[Begin]

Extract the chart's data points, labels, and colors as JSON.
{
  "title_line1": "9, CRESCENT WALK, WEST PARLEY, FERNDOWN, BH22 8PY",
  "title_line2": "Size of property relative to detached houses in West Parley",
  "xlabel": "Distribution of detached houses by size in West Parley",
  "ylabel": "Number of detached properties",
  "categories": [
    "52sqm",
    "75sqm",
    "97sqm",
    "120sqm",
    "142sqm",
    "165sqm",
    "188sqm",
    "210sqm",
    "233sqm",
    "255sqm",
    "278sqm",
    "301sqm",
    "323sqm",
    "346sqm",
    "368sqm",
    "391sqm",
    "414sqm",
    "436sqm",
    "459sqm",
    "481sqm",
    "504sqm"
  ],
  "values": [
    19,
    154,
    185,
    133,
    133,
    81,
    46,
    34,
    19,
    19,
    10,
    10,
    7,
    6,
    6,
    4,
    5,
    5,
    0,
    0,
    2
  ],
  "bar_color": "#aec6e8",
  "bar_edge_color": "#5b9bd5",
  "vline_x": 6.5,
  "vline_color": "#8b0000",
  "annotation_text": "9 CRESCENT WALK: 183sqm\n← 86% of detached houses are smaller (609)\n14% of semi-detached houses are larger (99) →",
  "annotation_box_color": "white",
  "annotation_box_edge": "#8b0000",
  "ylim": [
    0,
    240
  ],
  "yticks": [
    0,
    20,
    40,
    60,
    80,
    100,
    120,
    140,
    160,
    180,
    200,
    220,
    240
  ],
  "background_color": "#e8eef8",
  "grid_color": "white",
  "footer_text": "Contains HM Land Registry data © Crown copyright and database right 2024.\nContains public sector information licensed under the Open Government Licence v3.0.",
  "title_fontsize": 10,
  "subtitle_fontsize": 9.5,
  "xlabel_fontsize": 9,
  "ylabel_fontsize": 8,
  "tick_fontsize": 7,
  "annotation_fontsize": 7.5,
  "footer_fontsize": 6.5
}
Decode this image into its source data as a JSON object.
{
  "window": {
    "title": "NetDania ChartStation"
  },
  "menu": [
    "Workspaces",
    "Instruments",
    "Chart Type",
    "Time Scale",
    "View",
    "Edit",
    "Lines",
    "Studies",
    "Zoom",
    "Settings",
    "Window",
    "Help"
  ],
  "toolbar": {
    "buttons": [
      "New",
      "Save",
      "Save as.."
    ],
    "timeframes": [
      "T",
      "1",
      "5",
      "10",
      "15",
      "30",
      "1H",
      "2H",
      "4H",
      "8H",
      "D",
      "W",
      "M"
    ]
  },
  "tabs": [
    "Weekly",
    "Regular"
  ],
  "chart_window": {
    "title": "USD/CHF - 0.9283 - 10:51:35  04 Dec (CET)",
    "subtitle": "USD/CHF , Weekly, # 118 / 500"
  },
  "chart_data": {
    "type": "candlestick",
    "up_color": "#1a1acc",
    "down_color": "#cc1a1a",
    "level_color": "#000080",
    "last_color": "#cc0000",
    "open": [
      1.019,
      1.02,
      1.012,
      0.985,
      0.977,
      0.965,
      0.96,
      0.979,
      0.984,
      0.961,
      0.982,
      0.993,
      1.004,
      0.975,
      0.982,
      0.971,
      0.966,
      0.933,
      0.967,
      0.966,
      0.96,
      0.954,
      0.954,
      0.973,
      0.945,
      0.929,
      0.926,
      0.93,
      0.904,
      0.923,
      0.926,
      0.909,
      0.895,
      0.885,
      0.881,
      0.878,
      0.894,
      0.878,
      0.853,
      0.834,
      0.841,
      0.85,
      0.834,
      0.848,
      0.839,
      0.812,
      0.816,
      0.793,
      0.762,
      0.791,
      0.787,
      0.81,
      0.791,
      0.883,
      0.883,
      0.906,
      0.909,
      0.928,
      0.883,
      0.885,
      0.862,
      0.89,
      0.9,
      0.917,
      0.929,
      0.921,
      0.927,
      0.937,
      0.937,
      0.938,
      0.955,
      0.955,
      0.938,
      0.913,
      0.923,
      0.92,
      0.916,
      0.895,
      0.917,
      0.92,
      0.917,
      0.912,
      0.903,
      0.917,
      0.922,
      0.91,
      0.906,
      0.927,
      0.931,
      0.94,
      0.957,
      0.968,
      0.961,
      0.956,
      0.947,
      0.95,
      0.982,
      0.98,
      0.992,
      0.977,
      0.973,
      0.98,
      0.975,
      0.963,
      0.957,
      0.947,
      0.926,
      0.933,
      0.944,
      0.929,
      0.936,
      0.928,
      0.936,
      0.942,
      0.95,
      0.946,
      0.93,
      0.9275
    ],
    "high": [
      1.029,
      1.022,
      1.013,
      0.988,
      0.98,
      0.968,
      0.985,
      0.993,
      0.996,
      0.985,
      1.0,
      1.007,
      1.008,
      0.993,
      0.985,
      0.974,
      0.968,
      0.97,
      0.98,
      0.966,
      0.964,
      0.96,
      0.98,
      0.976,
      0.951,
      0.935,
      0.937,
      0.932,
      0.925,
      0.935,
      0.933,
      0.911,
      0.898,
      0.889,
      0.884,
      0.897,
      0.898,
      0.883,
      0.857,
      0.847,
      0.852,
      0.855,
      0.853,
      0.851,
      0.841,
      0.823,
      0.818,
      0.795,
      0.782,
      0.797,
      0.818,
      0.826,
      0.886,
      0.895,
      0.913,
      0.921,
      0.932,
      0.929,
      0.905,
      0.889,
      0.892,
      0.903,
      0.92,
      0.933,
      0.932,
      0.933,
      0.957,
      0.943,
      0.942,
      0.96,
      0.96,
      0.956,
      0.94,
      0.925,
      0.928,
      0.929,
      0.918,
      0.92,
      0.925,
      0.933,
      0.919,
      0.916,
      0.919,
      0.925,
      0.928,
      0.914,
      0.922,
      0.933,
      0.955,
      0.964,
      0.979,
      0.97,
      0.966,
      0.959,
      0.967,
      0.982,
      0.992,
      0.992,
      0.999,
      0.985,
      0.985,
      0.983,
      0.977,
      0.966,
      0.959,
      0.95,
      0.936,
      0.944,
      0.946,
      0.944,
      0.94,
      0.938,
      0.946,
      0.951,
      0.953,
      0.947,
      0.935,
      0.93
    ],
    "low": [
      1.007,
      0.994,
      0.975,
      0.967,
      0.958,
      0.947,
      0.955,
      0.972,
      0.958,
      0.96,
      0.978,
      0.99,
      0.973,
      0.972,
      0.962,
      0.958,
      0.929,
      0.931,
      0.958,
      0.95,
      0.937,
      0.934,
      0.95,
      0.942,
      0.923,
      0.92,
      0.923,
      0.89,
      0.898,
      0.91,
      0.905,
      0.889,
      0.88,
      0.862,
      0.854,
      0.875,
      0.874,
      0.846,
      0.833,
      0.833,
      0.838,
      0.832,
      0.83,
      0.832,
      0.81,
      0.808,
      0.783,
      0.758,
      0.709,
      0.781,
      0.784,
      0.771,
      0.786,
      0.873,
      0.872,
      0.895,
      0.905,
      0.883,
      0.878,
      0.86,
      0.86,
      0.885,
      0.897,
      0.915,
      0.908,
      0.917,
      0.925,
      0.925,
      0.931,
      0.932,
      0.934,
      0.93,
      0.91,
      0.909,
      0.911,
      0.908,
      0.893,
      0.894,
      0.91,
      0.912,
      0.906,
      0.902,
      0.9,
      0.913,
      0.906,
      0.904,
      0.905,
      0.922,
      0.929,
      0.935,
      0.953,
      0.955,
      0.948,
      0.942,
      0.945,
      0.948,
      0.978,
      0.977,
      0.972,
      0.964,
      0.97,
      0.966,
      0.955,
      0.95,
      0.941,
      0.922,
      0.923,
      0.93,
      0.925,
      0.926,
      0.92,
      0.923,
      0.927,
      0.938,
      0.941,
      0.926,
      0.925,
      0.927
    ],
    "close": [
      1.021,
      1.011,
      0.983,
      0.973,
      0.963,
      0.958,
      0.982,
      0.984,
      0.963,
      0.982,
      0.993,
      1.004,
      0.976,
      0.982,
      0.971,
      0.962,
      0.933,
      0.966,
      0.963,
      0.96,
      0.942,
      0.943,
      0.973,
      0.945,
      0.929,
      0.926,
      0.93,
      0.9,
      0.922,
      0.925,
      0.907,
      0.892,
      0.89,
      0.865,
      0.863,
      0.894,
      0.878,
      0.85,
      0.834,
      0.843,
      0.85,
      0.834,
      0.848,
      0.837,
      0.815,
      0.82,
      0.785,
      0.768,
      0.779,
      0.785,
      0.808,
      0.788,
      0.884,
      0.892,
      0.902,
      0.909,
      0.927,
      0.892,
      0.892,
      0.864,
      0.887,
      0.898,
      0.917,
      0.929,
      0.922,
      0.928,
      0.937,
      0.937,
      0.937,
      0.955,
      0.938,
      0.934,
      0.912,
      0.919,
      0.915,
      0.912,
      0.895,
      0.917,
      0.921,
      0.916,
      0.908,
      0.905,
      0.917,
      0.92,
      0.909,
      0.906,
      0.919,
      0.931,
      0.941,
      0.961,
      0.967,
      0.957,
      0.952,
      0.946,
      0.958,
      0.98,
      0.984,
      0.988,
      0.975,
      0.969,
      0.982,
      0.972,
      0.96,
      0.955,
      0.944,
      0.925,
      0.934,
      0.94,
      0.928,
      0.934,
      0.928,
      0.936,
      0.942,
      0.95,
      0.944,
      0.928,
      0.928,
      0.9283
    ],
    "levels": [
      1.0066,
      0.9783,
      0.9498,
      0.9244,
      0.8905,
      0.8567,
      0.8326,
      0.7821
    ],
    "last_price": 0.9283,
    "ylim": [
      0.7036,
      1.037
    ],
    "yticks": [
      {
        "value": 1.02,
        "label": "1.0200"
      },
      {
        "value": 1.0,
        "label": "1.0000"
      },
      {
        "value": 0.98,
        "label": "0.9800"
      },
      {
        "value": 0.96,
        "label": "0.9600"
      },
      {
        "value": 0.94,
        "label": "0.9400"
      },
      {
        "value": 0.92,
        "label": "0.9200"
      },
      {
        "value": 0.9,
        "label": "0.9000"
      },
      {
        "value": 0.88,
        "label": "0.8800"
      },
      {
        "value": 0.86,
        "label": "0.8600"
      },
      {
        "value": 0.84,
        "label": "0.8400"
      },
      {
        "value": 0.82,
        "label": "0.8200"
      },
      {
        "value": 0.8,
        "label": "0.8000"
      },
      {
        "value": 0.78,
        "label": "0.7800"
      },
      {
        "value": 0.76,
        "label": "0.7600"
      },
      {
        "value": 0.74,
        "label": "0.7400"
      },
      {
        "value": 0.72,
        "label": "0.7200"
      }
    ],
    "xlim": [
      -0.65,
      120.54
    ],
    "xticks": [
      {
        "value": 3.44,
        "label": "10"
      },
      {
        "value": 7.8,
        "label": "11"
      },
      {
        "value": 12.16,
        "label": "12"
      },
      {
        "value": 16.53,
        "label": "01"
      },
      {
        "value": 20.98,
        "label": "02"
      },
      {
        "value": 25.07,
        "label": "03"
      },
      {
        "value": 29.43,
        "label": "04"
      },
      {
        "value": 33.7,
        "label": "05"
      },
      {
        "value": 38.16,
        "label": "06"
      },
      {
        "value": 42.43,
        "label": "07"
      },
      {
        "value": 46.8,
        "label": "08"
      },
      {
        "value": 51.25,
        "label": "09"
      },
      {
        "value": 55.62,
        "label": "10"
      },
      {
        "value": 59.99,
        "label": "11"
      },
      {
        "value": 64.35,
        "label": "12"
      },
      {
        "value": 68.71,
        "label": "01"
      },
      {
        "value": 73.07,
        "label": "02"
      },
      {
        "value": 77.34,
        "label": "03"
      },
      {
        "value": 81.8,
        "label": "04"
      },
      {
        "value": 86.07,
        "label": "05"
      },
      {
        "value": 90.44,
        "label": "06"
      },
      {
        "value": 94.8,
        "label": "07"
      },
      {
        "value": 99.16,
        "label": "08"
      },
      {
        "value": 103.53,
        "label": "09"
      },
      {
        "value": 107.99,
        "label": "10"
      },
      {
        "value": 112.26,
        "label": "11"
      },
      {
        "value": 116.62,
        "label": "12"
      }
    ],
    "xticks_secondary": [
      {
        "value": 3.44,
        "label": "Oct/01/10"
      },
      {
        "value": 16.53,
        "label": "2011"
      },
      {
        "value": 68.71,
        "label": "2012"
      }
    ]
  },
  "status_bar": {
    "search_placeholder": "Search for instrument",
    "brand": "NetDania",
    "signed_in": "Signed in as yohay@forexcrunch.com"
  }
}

[End]

__Directive__. Which lines hold the string "NetDania"? Copy all of them from the data above.

__Final result__.
    "title": "NetDania ChartStation"
    "brand": "NetDania",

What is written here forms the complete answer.